Lines of data
• • • • • • •

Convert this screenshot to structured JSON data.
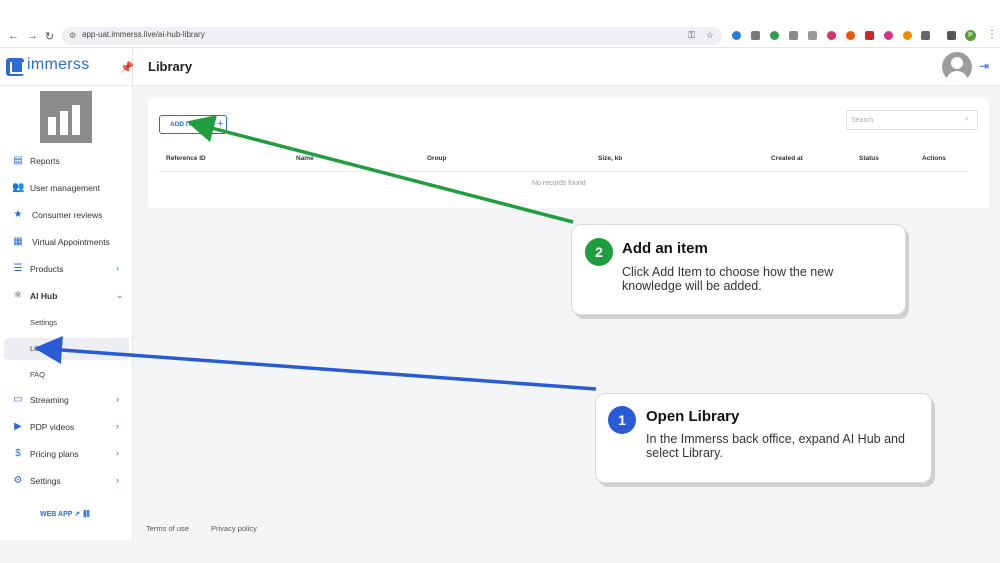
{
  "browser": {
    "url": "app-uat.immerss.live/ai-hub-library",
    "profile_initial": "P"
  },
  "sidebar": {
    "brand": "immerss",
    "items": [
      {
        "label": "Reports",
        "icon": "reports-icon"
      },
      {
        "label": "User management",
        "icon": "users-icon"
      },
      {
        "label": "Consumer reviews",
        "icon": "star-icon"
      },
      {
        "label": "Virtual Appointments",
        "icon": "calendar-icon"
      },
      {
        "label": "Products",
        "icon": "list-icon"
      },
      {
        "label": "AI Hub",
        "icon": "ai-hub-icon"
      },
      {
        "label": "Settings"
      },
      {
        "label": "Library"
      },
      {
        "label": "FAQ"
      },
      {
        "label": "Streaming",
        "icon": "monitor-icon"
      },
      {
        "label": "PDP videos",
        "icon": "video-icon"
      },
      {
        "label": "Pricing plans",
        "icon": "pricing-icon"
      },
      {
        "label": "Settings",
        "icon": "gear-icon"
      }
    ],
    "web_app": "WEB APP"
  },
  "header": {
    "title": "Library"
  },
  "library": {
    "add_item": "ADD ITEM",
    "search_placeholder": "Search",
    "columns": [
      "Reference ID",
      "Name",
      "Group",
      "Size, kb",
      "Created at",
      "Status",
      "Actions"
    ],
    "empty_text": "No records found"
  },
  "footer": {
    "terms": "Terms of use",
    "privacy": "Privacy policy"
  },
  "callouts": [
    {
      "step": "2",
      "title": "Add an item",
      "text": "Click Add Item to choose how the new knowledge will be added.",
      "color": "#1f9d3f"
    },
    {
      "step": "1",
      "title": "Open Library",
      "text": "In the Immerss back office, expand AI Hub and select Library.",
      "color": "#2a5bd7"
    }
  ],
  "colors": {
    "accent": "#2c6bd6",
    "green_arrow": "#1f9d3f",
    "blue_arrow": "#2a5bd7"
  }
}
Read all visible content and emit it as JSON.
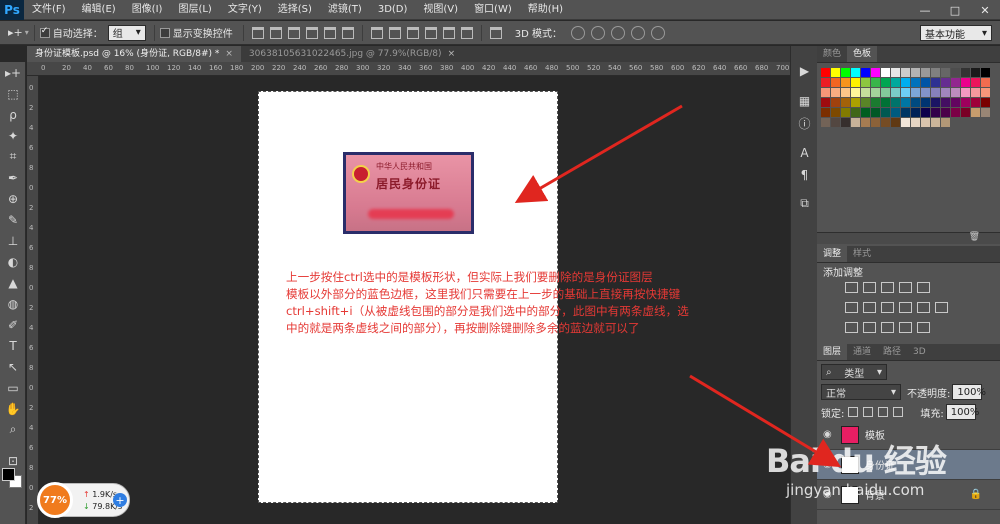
{
  "menubar": {
    "logo": "Ps",
    "items": [
      "文件(F)",
      "编辑(E)",
      "图像(I)",
      "图层(L)",
      "文字(Y)",
      "选择(S)",
      "滤镜(T)",
      "3D(D)",
      "视图(V)",
      "窗口(W)",
      "帮助(H)"
    ],
    "window_controls": [
      "—",
      "□",
      "✕"
    ]
  },
  "options": {
    "auto_select_label": "自动选择：",
    "auto_select_value": "组",
    "show_transform_label": "显示变换控件",
    "mode3d_label": "3D 模式：",
    "workspace": "基本功能"
  },
  "tabs": [
    {
      "label": "身份证模板.psd @ 16% (身份证, RGB/8#) *",
      "close": "×"
    },
    {
      "label": "30638105631022465.jpg @ 77.9%(RGB/8)",
      "close": "×"
    }
  ],
  "rulers": {
    "top": [
      "0",
      "20",
      "40",
      "60",
      "80",
      "100",
      "120",
      "140",
      "160",
      "180",
      "200",
      "220",
      "240",
      "260",
      "280",
      "300",
      "320",
      "340",
      "360",
      "380",
      "400",
      "420",
      "440",
      "460",
      "480",
      "500",
      "520",
      "540",
      "560",
      "580",
      "600",
      "620",
      "640",
      "660",
      "680",
      "700"
    ],
    "left": [
      "0",
      "2",
      "4",
      "6",
      "8",
      "0",
      "2",
      "4",
      "6",
      "8",
      "0",
      "2",
      "4",
      "6",
      "8",
      "0",
      "2",
      "4",
      "6",
      "8",
      "0",
      "2"
    ]
  },
  "tools": [
    "▸+",
    "⬚",
    "ρ",
    "✦",
    "⌗",
    "✒",
    "⊕",
    "✎",
    "⊥",
    "◐",
    "▲",
    "◍",
    "✐",
    "T",
    "↖",
    "▭",
    "✋",
    "⌕",
    "⊡"
  ],
  "idcard": {
    "line1": "中华人民共和国",
    "line2": "居民身份证"
  },
  "note": {
    "line1": "上一步按住ctrl选中的是模板形状，但实际上我们要删除的是身份证图层",
    "line2": "模板以外部分的蓝色边框，这里我们只需要在上一步的基础上直接再按快捷键",
    "line3": "ctrl+shift+i（从被虚线包围的部分是我们选中的部分，此图中有两条虚线，选",
    "line4": "中的就是两条虚线之间的部分），再按删除键删除多余的蓝边就可以了"
  },
  "netspeed": {
    "percent": "77%",
    "up": "1.9K/s",
    "down": "79.8K/s",
    "plus": "+"
  },
  "right_strip": [
    "▶",
    "▦",
    "ⓘ",
    "A",
    "¶",
    "⧉"
  ],
  "color_panel": {
    "tabs": [
      "颜色",
      "色板"
    ]
  },
  "adjust_panel": {
    "tabs": [
      "调整",
      "样式"
    ],
    "title": "添加调整"
  },
  "layers_panel": {
    "tabs": [
      "图层",
      "通道",
      "路径",
      "3D"
    ],
    "filter": "类型",
    "blend_mode": "正常",
    "opacity_label": "不透明度:",
    "opacity": "100%",
    "lock_label": "锁定:",
    "fill_label": "填充:",
    "fill": "100%",
    "layers": [
      {
        "name": "模板",
        "selected": false
      },
      {
        "name": "身份证",
        "selected": true
      },
      {
        "name": "背景",
        "selected": false
      }
    ]
  },
  "watermark": {
    "brand": "Bai du 经验",
    "url": "jingyan.baidu.com"
  },
  "colors": {
    "note_red": "#e53935",
    "ui_bg": "#535353",
    "canvas_bg": "#282828",
    "arrow_red": "#e0261f"
  }
}
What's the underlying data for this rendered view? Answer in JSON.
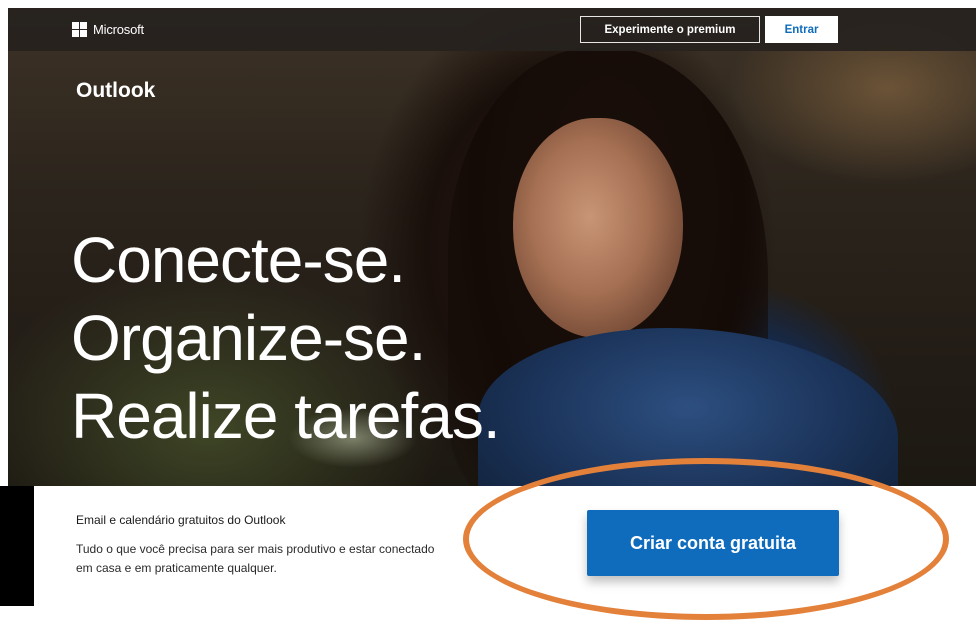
{
  "header": {
    "brand": "Microsoft",
    "premium_button": "Experimente o premium",
    "signin_button": "Entrar"
  },
  "hero": {
    "product": "Outlook",
    "headline": [
      "Conecte-se.",
      "Organize-se.",
      "Realize tarefas."
    ]
  },
  "info": {
    "title": "Email e calendário gratuitos do Outlook",
    "description": "Tudo o que você precisa para ser mais produtivo e estar conectado em casa e em praticamente qualquer.",
    "cta": "Criar conta gratuita"
  },
  "colors": {
    "accent_blue": "#0f6cbd",
    "highlight_orange": "#e3803a"
  }
}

• • • • • • •

Task to carry out |
Write out all the entries exactly, except for the pictures.

Exercise answer |
Convert this screenshot to structured JSON data.
{
  "browser": {
    "url": "app-uat.immerss.live/ai-hub-library",
    "profile_initial": "P"
  },
  "sidebar": {
    "brand": "immerss",
    "items": [
      {
        "label": "Reports",
        "icon": "reports-icon"
      },
      {
        "label": "User management",
        "icon": "users-icon"
      },
      {
        "label": "Consumer reviews",
        "icon": "star-icon"
      },
      {
        "label": "Virtual Appointments",
        "icon": "calendar-icon"
      },
      {
        "label": "Products",
        "icon": "list-icon"
      },
      {
        "label": "AI Hub",
        "icon": "ai-hub-icon"
      },
      {
        "label": "Settings"
      },
      {
        "label": "Library"
      },
      {
        "label": "FAQ"
      },
      {
        "label": "Streaming",
        "icon": "monitor-icon"
      },
      {
        "label": "PDP videos",
        "icon": "video-icon"
      },
      {
        "label": "Pricing plans",
        "icon": "pricing-icon"
      },
      {
        "label": "Settings",
        "icon": "gear-icon"
      }
    ],
    "web_app": "WEB APP"
  },
  "header": {
    "title": "Library"
  },
  "library": {
    "add_item": "ADD ITEM",
    "search_placeholder": "Search",
    "columns": [
      "Reference ID",
      "Name",
      "Group",
      "Size, kb",
      "Created at",
      "Status",
      "Actions"
    ],
    "empty_text": "No records found"
  },
  "footer": {
    "terms": "Terms of use",
    "privacy": "Privacy policy"
  },
  "callouts": [
    {
      "step": "2",
      "title": "Add an item",
      "text": "Click Add Item to choose how the new knowledge will be added.",
      "color": "#1f9d3f"
    },
    {
      "step": "1",
      "title": "Open Library",
      "text": "In the Immerss back office, expand AI Hub and select Library.",
      "color": "#2a5bd7"
    }
  ],
  "colors": {
    "accent": "#2c6bd6",
    "green_arrow": "#1f9d3f",
    "blue_arrow": "#2a5bd7"
  }
}
Read all visible content and emit it as JSON.
{
  "menubar": {
    "logo": "Ps",
    "items": [
      "文件(F)",
      "编辑(E)",
      "图像(I)",
      "图层(L)",
      "文字(Y)",
      "选择(S)",
      "滤镜(T)",
      "3D(D)",
      "视图(V)",
      "窗口(W)",
      "帮助(H)"
    ],
    "window_controls": [
      "—",
      "□",
      "✕"
    ]
  },
  "options": {
    "auto_select_label": "自动选择：",
    "auto_select_value": "组",
    "show_transform_label": "显示变换控件",
    "mode3d_label": "3D 模式：",
    "workspace": "基本功能"
  },
  "tabs": [
    {
      "label": "身份证模板.psd @ 16% (身份证, RGB/8#) *",
      "close": "×"
    },
    {
      "label": "30638105631022465.jpg @ 77.9%(RGB/8)",
      "close": "×"
    }
  ],
  "rulers": {
    "top": [
      "0",
      "20",
      "40",
      "60",
      "80",
      "100",
      "120",
      "140",
      "160",
      "180",
      "200",
      "220",
      "240",
      "260",
      "280",
      "300",
      "320",
      "340",
      "360",
      "380",
      "400",
      "420",
      "440",
      "460",
      "480",
      "500",
      "520",
      "540",
      "560",
      "580",
      "600",
      "620",
      "640",
      "660",
      "680",
      "700"
    ],
    "left": [
      "0",
      "2",
      "4",
      "6",
      "8",
      "0",
      "2",
      "4",
      "6",
      "8",
      "0",
      "2",
      "4",
      "6",
      "8",
      "0",
      "2",
      "4",
      "6",
      "8",
      "0",
      "2"
    ]
  },
  "tools": [
    "▸+",
    "⬚",
    "ρ",
    "✦",
    "⌗",
    "✒",
    "⊕",
    "✎",
    "⊥",
    "◐",
    "▲",
    "◍",
    "✐",
    "T",
    "↖",
    "▭",
    "✋",
    "⌕",
    "⊡"
  ],
  "idcard": {
    "line1": "中华人民共和国",
    "line2": "居民身份证"
  },
  "note": {
    "line1": "上一步按住ctrl选中的是模板形状，但实际上我们要删除的是身份证图层",
    "line2": "模板以外部分的蓝色边框，这里我们只需要在上一步的基础上直接再按快捷键",
    "line3": "ctrl+shift+i（从被虚线包围的部分是我们选中的部分，此图中有两条虚线，选",
    "line4": "中的就是两条虚线之间的部分），再按删除键删除多余的蓝边就可以了"
  },
  "netspeed": {
    "percent": "77%",
    "up": "1.9K/s",
    "down": "79.8K/s",
    "plus": "+"
  },
  "right_strip": [
    "▶",
    "▦",
    "ⓘ",
    "A",
    "¶",
    "⧉"
  ],
  "color_panel": {
    "tabs": [
      "颜色",
      "色板"
    ]
  },
  "adjust_panel": {
    "tabs": [
      "调整",
      "样式"
    ],
    "title": "添加调整"
  },
  "layers_panel": {
    "tabs": [
      "图层",
      "通道",
      "路径",
      "3D"
    ],
    "filter": "类型",
    "blend_mode": "正常",
    "opacity_label": "不透明度:",
    "opacity": "100%",
    "lock_label": "锁定:",
    "fill_label": "填充:",
    "fill": "100%",
    "layers": [
      {
        "name": "模板",
        "selected": false
      },
      {
        "name": "身份证",
        "selected": true
      },
      {
        "name": "背景",
        "selected": false
      }
    ]
  },
  "watermark": {
    "brand": "Bai du 经验",
    "url": "jingyan.baidu.com"
  },
  "colors": {
    "note_red": "#e53935",
    "ui_bg": "#535353",
    "canvas_bg": "#282828",
    "arrow_red": "#e0261f"
  }
}
What's the underlying data for this rendered view? Answer in JSON.
{
  "header": {
    "brand": "Microsoft",
    "premium_button": "Experimente o premium",
    "signin_button": "Entrar"
  },
  "hero": {
    "product": "Outlook",
    "headline": [
      "Conecte-se.",
      "Organize-se.",
      "Realize tarefas."
    ]
  },
  "info": {
    "title": "Email e calendário gratuitos do Outlook",
    "description": "Tudo o que você precisa para ser mais produtivo e estar conectado em casa e em praticamente qualquer.",
    "cta": "Criar conta gratuita"
  },
  "colors": {
    "accent_blue": "#0f6cbd",
    "highlight_orange": "#e3803a"
  }
}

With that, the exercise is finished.